# What you are asked to do:
Work through the data below line by line and say how many lines hold "this"; give only the number.

# Listed entries:

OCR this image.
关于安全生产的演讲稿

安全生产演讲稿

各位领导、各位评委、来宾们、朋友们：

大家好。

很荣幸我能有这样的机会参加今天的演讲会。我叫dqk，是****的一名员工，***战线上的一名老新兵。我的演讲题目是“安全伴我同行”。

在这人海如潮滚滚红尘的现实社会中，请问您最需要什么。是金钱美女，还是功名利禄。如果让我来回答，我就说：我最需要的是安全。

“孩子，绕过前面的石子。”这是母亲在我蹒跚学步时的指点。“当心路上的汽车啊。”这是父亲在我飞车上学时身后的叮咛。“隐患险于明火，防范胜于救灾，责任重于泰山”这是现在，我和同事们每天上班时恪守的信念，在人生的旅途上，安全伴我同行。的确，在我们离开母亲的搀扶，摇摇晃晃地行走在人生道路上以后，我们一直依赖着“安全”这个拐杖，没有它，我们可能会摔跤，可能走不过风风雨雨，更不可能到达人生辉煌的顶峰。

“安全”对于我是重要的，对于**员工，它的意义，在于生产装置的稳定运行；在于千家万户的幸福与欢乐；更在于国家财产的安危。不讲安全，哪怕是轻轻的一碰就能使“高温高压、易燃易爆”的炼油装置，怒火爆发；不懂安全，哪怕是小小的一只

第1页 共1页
---
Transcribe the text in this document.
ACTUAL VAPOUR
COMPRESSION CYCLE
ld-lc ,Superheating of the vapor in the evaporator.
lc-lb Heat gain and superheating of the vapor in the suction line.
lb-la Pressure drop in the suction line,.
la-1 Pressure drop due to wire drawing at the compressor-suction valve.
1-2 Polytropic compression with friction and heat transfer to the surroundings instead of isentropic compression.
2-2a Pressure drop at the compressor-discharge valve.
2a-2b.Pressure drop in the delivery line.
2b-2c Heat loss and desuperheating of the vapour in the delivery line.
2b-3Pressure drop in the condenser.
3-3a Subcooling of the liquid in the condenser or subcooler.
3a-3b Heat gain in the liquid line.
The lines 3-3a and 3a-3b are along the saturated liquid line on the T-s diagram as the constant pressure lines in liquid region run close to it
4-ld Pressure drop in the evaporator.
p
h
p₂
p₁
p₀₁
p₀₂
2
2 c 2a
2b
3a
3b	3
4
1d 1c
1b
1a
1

# Completed exercise:
2